Description of the task
Exclude the pictures, then quote exactly the lines from the one holding "Extract the chart's" through the last line of the records.

Input material

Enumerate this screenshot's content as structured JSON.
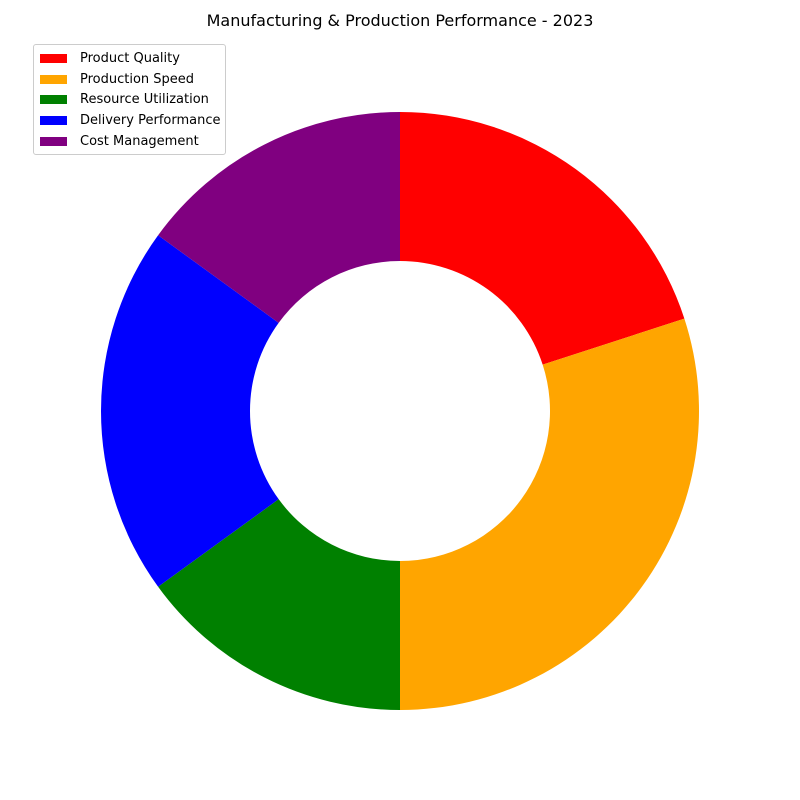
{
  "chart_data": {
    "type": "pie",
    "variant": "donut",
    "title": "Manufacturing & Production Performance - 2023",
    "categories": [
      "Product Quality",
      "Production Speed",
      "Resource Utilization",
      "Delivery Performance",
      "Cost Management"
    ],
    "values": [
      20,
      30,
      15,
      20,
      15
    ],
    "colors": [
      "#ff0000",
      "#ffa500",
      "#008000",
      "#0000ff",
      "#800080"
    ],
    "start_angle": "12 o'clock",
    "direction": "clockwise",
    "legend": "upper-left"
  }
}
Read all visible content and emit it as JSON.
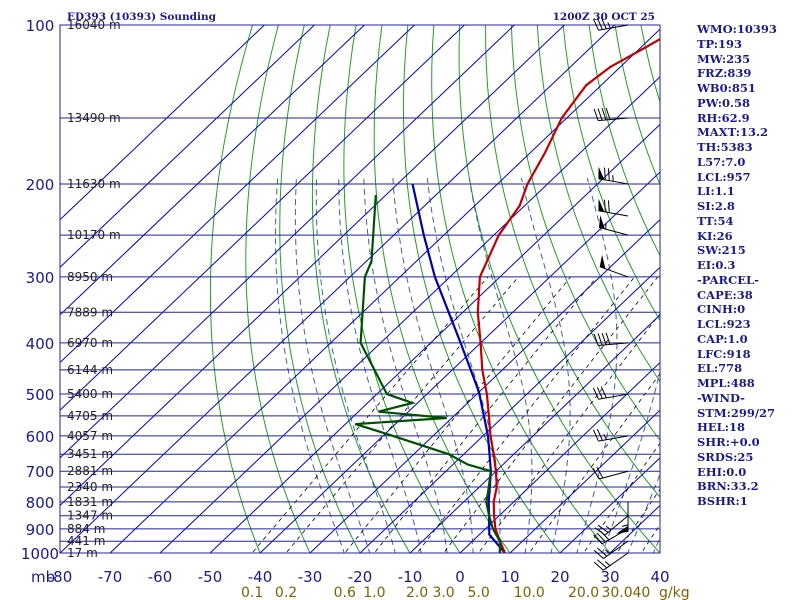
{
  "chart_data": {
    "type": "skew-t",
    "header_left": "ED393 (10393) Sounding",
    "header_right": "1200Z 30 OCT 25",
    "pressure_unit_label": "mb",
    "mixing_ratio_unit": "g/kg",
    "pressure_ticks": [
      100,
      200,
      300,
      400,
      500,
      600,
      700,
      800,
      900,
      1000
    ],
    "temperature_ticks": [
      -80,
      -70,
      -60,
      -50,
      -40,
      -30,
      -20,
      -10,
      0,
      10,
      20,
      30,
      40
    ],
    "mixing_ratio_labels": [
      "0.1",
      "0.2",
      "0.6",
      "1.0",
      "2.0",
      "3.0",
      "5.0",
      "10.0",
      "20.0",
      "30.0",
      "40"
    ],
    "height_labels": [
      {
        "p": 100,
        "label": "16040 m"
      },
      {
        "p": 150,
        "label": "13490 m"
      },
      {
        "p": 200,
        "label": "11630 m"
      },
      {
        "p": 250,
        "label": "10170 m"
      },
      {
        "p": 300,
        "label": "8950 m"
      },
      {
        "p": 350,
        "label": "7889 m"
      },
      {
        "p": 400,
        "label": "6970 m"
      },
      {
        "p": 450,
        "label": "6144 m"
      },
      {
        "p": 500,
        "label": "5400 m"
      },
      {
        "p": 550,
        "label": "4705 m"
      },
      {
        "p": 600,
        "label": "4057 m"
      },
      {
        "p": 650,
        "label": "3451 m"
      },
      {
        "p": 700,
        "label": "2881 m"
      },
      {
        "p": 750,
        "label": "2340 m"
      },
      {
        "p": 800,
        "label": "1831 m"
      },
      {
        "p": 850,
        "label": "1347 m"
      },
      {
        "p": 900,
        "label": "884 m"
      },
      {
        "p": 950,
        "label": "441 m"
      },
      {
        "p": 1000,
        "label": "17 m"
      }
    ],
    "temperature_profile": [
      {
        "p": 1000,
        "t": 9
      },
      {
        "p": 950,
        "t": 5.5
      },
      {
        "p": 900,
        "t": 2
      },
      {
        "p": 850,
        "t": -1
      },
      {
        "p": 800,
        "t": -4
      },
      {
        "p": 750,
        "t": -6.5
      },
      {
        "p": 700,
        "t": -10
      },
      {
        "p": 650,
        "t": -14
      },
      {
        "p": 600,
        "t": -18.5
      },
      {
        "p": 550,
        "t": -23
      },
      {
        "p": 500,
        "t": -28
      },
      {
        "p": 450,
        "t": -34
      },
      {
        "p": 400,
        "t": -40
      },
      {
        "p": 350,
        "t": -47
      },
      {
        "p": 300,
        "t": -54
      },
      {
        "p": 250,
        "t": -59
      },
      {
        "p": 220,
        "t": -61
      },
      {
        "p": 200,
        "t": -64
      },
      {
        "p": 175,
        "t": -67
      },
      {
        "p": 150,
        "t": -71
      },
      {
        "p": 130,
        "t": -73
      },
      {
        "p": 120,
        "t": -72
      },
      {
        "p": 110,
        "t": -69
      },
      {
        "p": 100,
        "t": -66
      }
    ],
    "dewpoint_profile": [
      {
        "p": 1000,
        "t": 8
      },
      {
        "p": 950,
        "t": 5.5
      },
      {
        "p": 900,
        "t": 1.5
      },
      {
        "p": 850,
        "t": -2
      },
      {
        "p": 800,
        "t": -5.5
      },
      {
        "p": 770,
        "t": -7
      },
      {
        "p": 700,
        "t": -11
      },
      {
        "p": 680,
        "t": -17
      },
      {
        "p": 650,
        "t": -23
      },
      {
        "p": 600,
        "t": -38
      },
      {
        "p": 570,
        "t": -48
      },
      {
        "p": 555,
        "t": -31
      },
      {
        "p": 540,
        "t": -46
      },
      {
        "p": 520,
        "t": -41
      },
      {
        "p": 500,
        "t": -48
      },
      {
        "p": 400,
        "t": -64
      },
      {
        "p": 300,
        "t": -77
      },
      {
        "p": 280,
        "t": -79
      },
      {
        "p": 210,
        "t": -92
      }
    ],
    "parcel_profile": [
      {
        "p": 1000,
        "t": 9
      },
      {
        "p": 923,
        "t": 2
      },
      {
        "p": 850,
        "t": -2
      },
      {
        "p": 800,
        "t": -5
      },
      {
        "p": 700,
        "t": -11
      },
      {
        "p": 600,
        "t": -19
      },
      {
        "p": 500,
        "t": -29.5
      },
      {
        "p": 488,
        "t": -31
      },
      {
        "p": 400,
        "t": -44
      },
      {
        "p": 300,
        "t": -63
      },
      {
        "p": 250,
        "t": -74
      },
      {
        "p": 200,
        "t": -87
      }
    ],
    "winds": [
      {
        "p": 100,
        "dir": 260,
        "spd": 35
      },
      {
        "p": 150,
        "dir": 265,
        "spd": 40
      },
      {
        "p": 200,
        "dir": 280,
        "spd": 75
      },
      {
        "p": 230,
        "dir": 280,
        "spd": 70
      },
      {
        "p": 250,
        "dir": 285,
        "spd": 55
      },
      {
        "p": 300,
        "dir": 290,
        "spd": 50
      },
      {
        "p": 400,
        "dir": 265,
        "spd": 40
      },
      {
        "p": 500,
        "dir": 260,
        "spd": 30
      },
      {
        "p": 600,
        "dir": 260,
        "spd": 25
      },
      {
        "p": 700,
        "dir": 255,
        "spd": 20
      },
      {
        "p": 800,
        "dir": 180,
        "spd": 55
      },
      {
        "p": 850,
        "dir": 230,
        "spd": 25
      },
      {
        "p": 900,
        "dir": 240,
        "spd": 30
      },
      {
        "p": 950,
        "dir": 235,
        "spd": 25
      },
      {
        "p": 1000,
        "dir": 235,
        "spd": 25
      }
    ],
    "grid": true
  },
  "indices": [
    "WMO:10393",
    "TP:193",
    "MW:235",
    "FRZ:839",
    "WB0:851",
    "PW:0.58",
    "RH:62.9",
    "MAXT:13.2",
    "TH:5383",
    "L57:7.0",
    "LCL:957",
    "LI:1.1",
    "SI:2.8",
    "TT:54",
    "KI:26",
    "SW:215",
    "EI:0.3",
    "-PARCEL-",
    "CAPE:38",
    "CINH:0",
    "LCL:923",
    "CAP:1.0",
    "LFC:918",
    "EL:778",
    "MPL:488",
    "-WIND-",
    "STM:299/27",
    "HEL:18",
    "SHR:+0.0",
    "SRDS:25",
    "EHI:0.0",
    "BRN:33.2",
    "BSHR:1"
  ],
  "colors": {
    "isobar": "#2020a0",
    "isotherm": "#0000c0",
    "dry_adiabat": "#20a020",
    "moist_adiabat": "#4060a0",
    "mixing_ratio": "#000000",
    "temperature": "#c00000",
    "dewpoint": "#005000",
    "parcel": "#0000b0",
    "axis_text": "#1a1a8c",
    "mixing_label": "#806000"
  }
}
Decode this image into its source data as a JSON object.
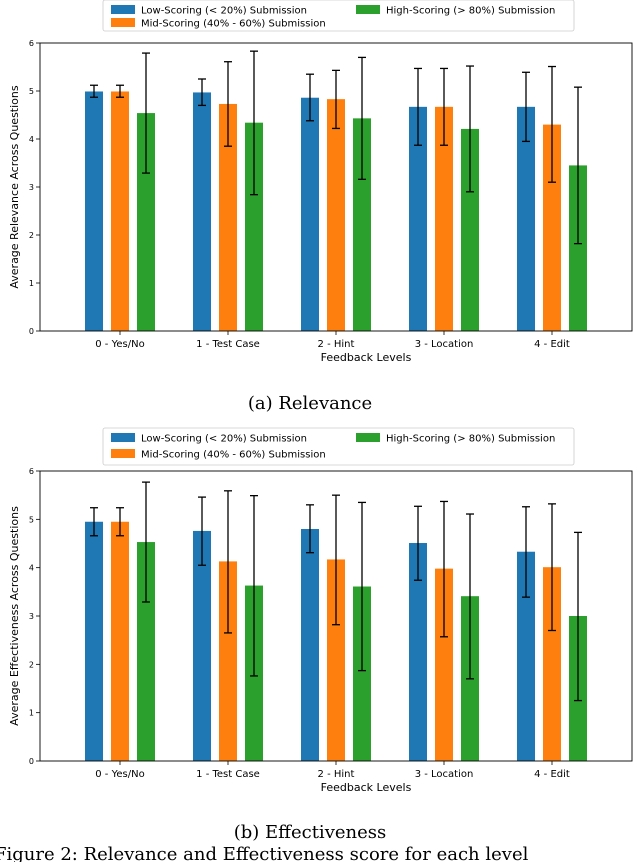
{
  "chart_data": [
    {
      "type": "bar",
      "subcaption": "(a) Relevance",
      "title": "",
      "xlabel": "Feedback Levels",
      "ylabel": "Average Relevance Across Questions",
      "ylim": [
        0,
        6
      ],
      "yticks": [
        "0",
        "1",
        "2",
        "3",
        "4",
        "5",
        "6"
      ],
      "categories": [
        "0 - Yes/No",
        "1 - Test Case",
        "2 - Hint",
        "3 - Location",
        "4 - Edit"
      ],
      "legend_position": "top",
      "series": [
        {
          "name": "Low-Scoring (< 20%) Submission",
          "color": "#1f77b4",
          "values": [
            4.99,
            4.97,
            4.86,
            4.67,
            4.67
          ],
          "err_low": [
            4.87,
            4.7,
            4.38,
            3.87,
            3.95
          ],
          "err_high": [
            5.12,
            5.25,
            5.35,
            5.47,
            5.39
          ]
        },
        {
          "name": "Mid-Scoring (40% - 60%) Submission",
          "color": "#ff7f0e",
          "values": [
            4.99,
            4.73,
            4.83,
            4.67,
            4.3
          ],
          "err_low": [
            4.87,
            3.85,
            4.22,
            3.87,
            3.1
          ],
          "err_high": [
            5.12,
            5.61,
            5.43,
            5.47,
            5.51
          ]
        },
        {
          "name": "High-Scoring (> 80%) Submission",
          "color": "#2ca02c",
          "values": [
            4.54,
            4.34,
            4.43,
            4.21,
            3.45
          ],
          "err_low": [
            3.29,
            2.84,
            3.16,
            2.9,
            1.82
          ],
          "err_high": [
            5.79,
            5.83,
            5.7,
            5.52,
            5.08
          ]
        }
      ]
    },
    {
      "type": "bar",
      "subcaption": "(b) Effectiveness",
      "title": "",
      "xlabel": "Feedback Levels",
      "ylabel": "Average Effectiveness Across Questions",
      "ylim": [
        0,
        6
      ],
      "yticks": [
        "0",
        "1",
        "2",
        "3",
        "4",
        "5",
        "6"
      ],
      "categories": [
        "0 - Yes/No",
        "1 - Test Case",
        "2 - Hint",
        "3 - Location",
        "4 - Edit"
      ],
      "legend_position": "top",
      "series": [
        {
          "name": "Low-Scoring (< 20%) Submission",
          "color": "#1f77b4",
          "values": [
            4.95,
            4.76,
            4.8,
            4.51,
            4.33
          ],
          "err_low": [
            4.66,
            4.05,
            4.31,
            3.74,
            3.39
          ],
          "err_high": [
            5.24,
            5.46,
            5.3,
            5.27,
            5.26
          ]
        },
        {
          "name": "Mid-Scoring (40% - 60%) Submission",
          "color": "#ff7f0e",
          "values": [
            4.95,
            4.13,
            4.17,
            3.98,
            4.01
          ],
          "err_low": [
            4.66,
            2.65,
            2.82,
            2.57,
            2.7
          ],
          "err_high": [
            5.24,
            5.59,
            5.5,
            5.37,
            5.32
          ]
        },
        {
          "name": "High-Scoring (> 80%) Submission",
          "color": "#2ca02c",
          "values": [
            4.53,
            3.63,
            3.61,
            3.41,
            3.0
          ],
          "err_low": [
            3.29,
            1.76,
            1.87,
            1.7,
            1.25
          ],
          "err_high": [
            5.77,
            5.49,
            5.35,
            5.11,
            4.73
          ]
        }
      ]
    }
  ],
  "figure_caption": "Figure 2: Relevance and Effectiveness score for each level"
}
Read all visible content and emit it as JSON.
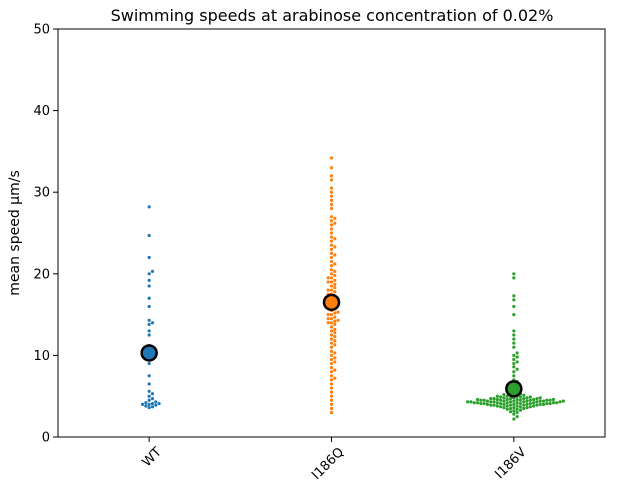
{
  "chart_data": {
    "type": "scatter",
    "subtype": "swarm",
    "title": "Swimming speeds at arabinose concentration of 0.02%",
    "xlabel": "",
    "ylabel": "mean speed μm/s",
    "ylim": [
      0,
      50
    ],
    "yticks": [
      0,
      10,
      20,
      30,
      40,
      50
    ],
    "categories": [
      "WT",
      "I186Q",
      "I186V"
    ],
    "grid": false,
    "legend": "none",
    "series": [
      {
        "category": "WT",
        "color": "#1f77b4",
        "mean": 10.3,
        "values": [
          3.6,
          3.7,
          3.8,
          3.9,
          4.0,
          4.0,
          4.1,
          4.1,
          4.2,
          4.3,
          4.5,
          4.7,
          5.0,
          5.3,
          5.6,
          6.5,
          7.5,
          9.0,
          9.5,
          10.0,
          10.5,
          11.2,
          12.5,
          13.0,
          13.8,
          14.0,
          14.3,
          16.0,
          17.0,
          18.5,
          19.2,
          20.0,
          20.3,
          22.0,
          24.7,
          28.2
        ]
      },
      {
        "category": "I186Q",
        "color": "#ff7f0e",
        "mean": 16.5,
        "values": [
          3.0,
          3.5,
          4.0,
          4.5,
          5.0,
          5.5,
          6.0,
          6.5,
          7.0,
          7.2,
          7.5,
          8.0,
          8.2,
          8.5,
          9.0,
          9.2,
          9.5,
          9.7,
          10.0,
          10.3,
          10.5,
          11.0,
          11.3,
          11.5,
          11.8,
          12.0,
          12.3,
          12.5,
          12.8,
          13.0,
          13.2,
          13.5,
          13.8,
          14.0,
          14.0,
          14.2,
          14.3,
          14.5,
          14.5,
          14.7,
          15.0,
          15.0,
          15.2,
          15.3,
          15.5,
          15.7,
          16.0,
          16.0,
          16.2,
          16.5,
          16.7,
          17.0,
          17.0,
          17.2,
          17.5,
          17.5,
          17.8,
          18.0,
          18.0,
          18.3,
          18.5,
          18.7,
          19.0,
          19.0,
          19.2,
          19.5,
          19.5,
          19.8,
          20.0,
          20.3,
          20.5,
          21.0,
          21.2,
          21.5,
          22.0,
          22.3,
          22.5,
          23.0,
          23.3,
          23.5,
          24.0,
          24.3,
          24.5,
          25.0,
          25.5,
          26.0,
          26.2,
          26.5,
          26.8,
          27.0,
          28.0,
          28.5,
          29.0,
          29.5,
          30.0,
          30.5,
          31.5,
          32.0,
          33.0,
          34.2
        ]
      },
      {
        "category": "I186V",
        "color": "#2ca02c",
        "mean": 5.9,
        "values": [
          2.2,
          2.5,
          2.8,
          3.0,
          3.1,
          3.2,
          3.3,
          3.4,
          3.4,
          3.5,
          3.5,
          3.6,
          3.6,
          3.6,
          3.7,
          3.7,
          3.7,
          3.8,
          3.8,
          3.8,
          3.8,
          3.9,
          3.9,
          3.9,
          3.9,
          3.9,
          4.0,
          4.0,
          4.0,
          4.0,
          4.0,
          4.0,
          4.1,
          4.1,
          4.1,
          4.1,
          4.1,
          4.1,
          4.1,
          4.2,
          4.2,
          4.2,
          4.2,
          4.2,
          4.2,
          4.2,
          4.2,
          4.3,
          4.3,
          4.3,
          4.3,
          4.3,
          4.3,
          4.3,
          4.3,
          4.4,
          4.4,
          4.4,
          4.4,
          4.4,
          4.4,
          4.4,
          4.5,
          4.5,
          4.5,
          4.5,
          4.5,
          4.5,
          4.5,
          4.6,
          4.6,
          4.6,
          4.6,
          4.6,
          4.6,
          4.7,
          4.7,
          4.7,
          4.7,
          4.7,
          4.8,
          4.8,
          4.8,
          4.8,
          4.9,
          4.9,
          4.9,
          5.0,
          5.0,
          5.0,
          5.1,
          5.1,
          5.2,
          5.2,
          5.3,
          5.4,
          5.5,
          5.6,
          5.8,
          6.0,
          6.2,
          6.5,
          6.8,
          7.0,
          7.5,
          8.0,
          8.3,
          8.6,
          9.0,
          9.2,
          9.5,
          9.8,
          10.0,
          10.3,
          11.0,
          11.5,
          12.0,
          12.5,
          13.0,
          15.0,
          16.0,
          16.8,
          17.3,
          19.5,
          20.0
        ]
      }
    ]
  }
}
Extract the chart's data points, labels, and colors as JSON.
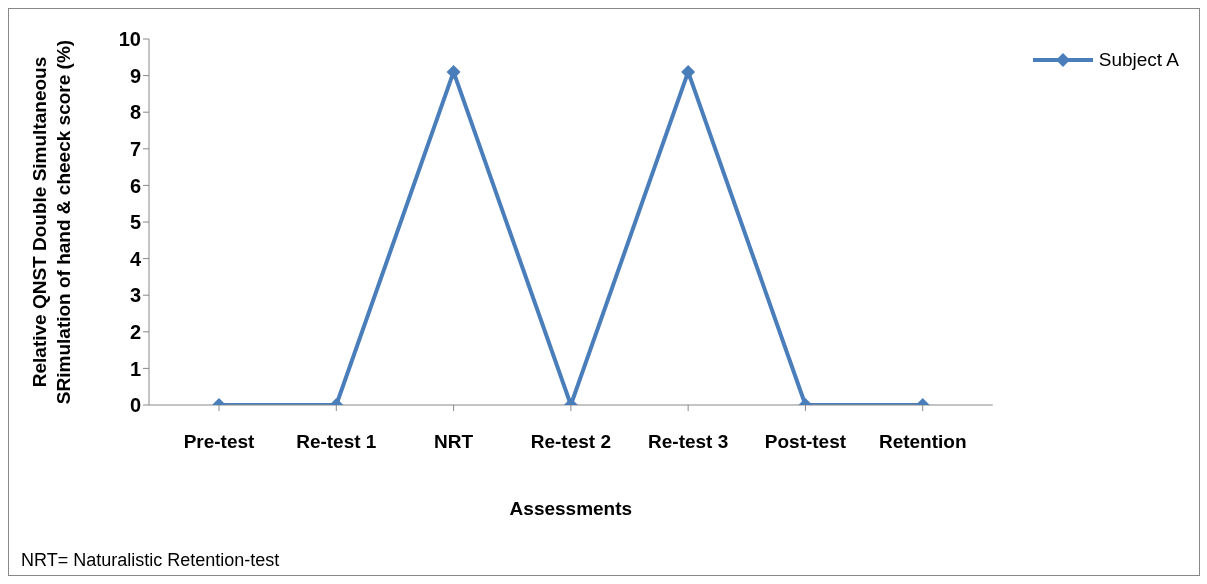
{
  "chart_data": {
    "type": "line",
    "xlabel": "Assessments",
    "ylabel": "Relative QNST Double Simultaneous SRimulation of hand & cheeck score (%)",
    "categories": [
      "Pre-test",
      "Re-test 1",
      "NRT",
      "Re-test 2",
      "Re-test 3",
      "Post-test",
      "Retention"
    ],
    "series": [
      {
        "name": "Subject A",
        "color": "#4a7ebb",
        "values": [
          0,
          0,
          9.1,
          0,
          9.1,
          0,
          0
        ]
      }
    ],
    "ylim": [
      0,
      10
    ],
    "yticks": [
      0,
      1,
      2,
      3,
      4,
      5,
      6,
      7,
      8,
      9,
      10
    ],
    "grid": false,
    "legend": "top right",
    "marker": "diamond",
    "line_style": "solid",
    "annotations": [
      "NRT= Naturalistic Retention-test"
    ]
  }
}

Final result
Extract the chart's data points, labels, and colors as JSON.
{
  "chart_data": {
    "type": "line",
    "xlabel": "Assessments",
    "ylabel": "Relative QNST Double Simultaneous SRimulation of hand & cheeck score (%)",
    "categories": [
      "Pre-test",
      "Re-test 1",
      "NRT",
      "Re-test 2",
      "Re-test 3",
      "Post-test",
      "Retention"
    ],
    "series": [
      {
        "name": "Subject A",
        "color": "#4a7ebb",
        "values": [
          0,
          0,
          9.1,
          0,
          9.1,
          0,
          0
        ]
      }
    ],
    "ylim": [
      0,
      10
    ],
    "yticks": [
      0,
      1,
      2,
      3,
      4,
      5,
      6,
      7,
      8,
      9,
      10
    ],
    "grid": false,
    "legend": "top right",
    "marker": "diamond",
    "line_style": "solid",
    "annotations": [
      "NRT= Naturalistic Retention-test"
    ]
  }
}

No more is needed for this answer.